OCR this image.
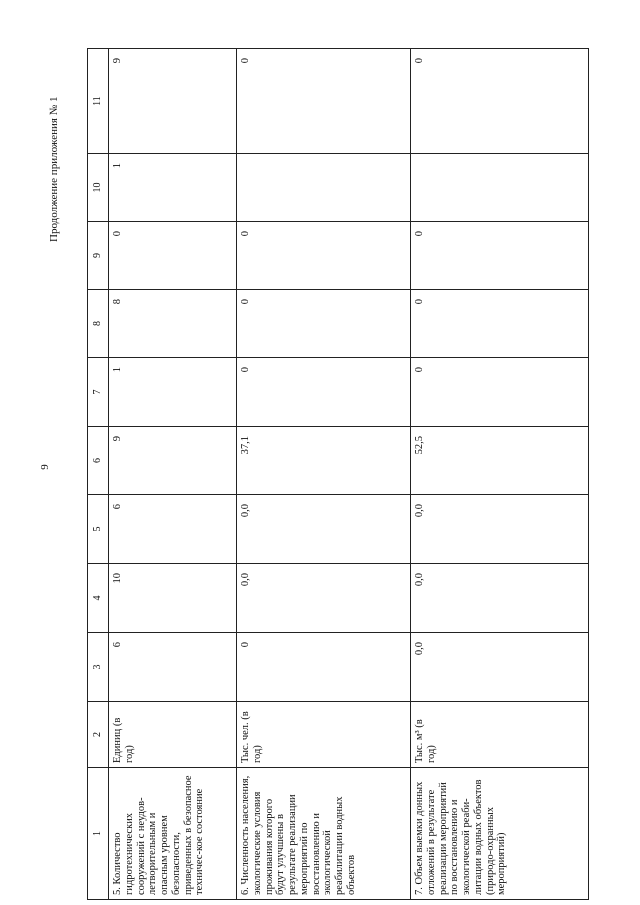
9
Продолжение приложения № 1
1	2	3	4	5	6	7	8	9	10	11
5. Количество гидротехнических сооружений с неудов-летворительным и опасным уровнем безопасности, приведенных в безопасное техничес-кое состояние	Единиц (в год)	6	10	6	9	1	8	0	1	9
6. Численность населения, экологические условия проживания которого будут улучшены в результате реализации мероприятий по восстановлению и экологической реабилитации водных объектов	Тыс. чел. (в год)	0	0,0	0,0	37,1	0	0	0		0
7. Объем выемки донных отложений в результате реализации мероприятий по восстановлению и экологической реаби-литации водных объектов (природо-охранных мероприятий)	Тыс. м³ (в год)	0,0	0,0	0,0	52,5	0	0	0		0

--

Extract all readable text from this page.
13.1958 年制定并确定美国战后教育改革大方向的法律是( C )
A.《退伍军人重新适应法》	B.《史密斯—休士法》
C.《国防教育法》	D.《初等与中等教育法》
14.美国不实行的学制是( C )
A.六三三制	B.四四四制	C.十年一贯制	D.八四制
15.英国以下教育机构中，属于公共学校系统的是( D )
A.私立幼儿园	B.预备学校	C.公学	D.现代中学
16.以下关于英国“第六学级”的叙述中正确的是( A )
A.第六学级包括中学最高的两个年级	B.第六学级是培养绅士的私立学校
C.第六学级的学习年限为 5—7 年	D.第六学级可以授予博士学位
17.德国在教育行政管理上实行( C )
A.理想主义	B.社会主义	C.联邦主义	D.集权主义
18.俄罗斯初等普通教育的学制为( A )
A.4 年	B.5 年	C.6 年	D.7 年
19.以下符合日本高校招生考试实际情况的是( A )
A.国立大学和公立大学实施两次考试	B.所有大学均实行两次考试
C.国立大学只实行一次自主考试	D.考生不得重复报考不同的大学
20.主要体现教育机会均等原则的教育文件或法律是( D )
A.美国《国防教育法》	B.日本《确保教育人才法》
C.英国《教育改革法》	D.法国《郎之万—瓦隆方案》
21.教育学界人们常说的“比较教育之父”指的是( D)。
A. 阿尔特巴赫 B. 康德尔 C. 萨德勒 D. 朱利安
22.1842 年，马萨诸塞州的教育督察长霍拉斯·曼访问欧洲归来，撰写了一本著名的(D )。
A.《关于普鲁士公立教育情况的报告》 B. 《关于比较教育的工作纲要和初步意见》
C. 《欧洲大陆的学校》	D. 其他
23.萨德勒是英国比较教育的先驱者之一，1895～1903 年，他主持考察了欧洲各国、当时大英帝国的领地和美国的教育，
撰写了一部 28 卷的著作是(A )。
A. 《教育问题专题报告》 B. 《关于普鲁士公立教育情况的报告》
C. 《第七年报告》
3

> [GIVEN PROBLEM]
Return every line above that contains the word "this".

> [EXPECTED ANSWER]
OCR this image.
Extract all readable text from this page.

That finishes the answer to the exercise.